● **DATASET RECORDS**

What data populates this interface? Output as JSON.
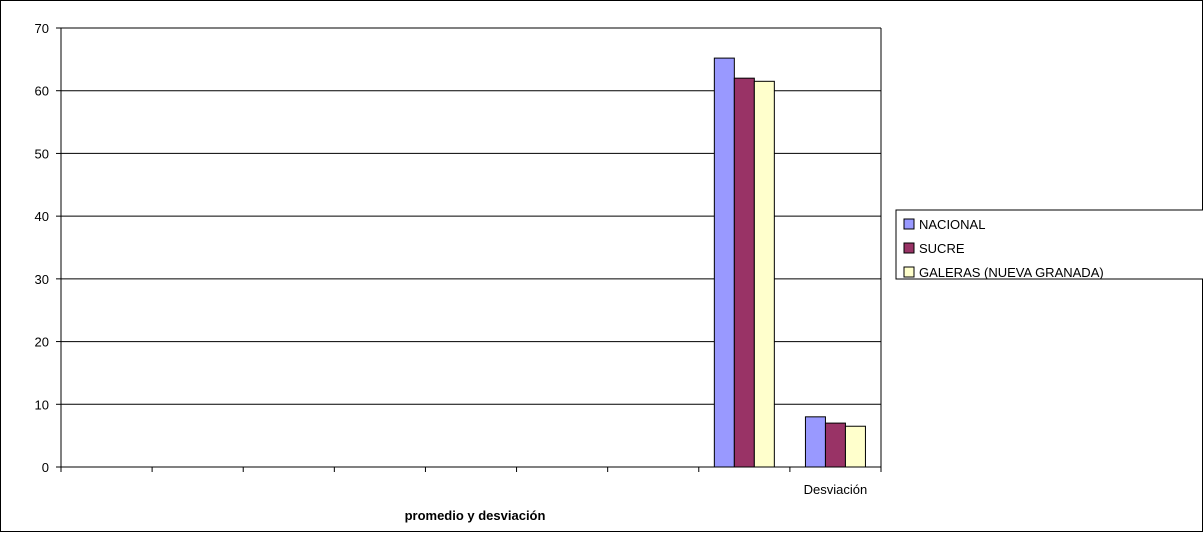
{
  "chart_data": {
    "type": "bar",
    "title": "",
    "xlabel": "promedio y desviación",
    "ylabel": "",
    "ylim": [
      0,
      70
    ],
    "yticks": [
      0,
      10,
      20,
      30,
      40,
      50,
      60,
      70
    ],
    "categories": [
      "",
      "",
      "",
      "",
      "",
      "",
      "",
      "",
      "Desviación"
    ],
    "series": [
      {
        "name": "NACIONAL",
        "color": "#9999ff",
        "values": [
          null,
          null,
          null,
          null,
          null,
          null,
          null,
          65.2,
          8.0
        ]
      },
      {
        "name": "SUCRE",
        "color": "#993366",
        "values": [
          null,
          null,
          null,
          null,
          null,
          null,
          null,
          62.0,
          7.0
        ]
      },
      {
        "name": "GALERAS (NUEVA GRANADA)",
        "color": "#ffffcc",
        "values": [
          null,
          null,
          null,
          null,
          null,
          null,
          null,
          61.5,
          6.5
        ]
      }
    ],
    "grid": true,
    "legend_position": "right"
  }
}
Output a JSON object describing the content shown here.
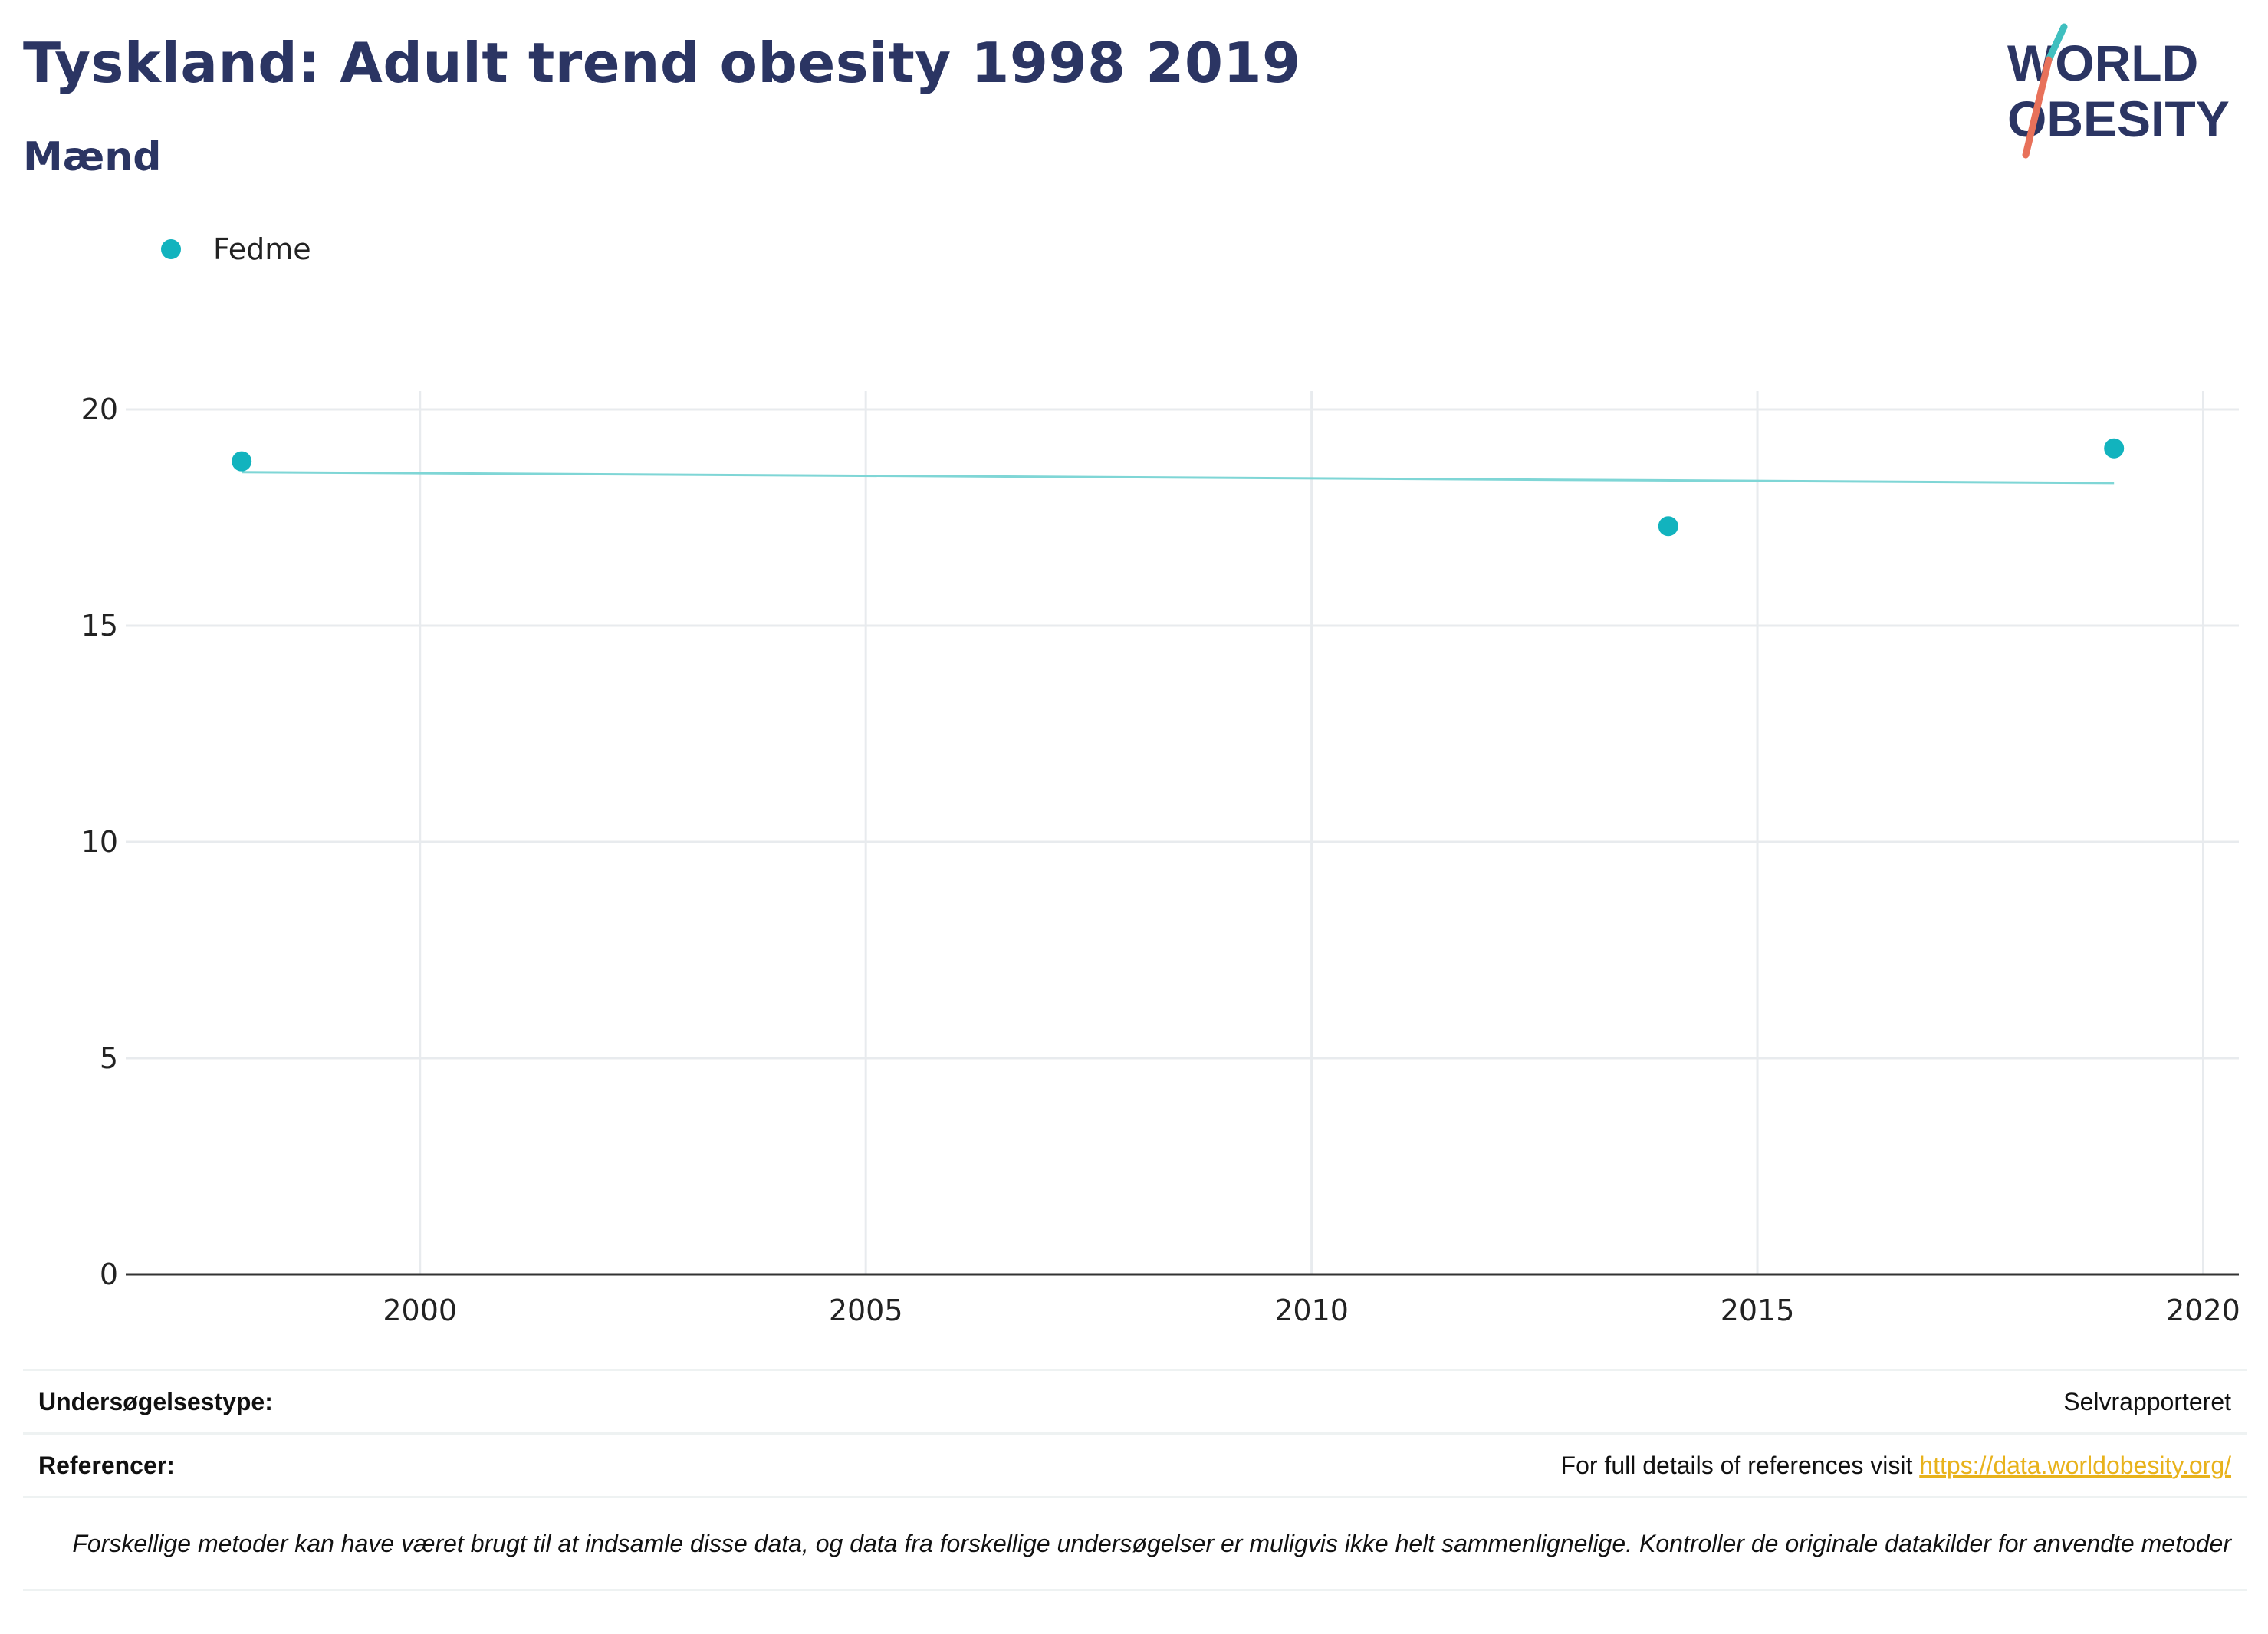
{
  "header": {
    "title": "Tyskland: Adult trend obesity 1998 2019",
    "subtitle": "Mænd"
  },
  "logo": {
    "line1": "WORLD",
    "line2": "OBESITY",
    "colors": {
      "text": "#2b3563",
      "slash_top": "#3fbfbf",
      "slash_bottom": "#e8715a"
    }
  },
  "legend": {
    "label": "Fedme"
  },
  "colors": {
    "marker": "#12b3be",
    "trend": "#7fd6d6",
    "grid": "#e8ebee",
    "axis": "#333333"
  },
  "chart_data": {
    "type": "scatter",
    "series": [
      {
        "name": "Fedme",
        "x": [
          1998,
          2014,
          2019
        ],
        "y": [
          18.8,
          17.3,
          19.1
        ]
      }
    ],
    "trendline": {
      "x": [
        1998,
        2019
      ],
      "y": [
        18.55,
        18.3
      ]
    },
    "xlim": [
      1996.7,
      2020.4
    ],
    "ylim": [
      0,
      20
    ],
    "xticks": [
      2000,
      2005,
      2010,
      2015,
      2020
    ],
    "yticks": [
      0,
      5,
      10,
      15,
      20
    ],
    "grid": true,
    "legend_position": "top-left"
  },
  "footer": {
    "survey_type_label": "Undersøgelsestype:",
    "survey_type_value": "Selvrapporteret",
    "references_label": "Referencer:",
    "references_text": "For full details of references visit ",
    "references_link": "https://data.worldobesity.org/",
    "note": "Forskellige metoder kan have været brugt til at indsamle disse data, og data fra forskellige undersøgelser er muligvis ikke helt sammenlignelige. Kontroller de originale datakilder for anvendte metoder"
  }
}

● **WHAT IS BEING ASKED**
Retype every entry verbatim and exclude the pictures from the copy.

● **FINISHED EXERCISE**
What data populates this interface? Output as JSON.
{
  "chart_data": {
    "type": "bar",
    "title": "",
    "xlabel": "promedio y desviación",
    "ylabel": "",
    "ylim": [
      0,
      70
    ],
    "yticks": [
      0,
      10,
      20,
      30,
      40,
      50,
      60,
      70
    ],
    "categories": [
      "",
      "",
      "",
      "",
      "",
      "",
      "",
      "",
      "Desviación"
    ],
    "series": [
      {
        "name": "NACIONAL",
        "color": "#9999ff",
        "values": [
          null,
          null,
          null,
          null,
          null,
          null,
          null,
          65.2,
          8.0
        ]
      },
      {
        "name": "SUCRE",
        "color": "#993366",
        "values": [
          null,
          null,
          null,
          null,
          null,
          null,
          null,
          62.0,
          7.0
        ]
      },
      {
        "name": "GALERAS (NUEVA GRANADA)",
        "color": "#ffffcc",
        "values": [
          null,
          null,
          null,
          null,
          null,
          null,
          null,
          61.5,
          6.5
        ]
      }
    ],
    "grid": true,
    "legend_position": "right"
  }
}
Output a JSON object describing the content shown here.
{
  "header": {
    "title": "Tyskland: Adult trend obesity 1998 2019",
    "subtitle": "Mænd"
  },
  "logo": {
    "line1": "WORLD",
    "line2": "OBESITY",
    "colors": {
      "text": "#2b3563",
      "slash_top": "#3fbfbf",
      "slash_bottom": "#e8715a"
    }
  },
  "legend": {
    "label": "Fedme"
  },
  "colors": {
    "marker": "#12b3be",
    "trend": "#7fd6d6",
    "grid": "#e8ebee",
    "axis": "#333333"
  },
  "chart_data": {
    "type": "scatter",
    "series": [
      {
        "name": "Fedme",
        "x": [
          1998,
          2014,
          2019
        ],
        "y": [
          18.8,
          17.3,
          19.1
        ]
      }
    ],
    "trendline": {
      "x": [
        1998,
        2019
      ],
      "y": [
        18.55,
        18.3
      ]
    },
    "xlim": [
      1996.7,
      2020.4
    ],
    "ylim": [
      0,
      20
    ],
    "xticks": [
      2000,
      2005,
      2010,
      2015,
      2020
    ],
    "yticks": [
      0,
      5,
      10,
      15,
      20
    ],
    "grid": true,
    "legend_position": "top-left"
  },
  "footer": {
    "survey_type_label": "Undersøgelsestype:",
    "survey_type_value": "Selvrapporteret",
    "references_label": "Referencer:",
    "references_text": "For full details of references visit ",
    "references_link": "https://data.worldobesity.org/",
    "note": "Forskellige metoder kan have været brugt til at indsamle disse data, og data fra forskellige undersøgelser er muligvis ikke helt sammenlignelige. Kontroller de originale datakilder for anvendte metoder"
  }
}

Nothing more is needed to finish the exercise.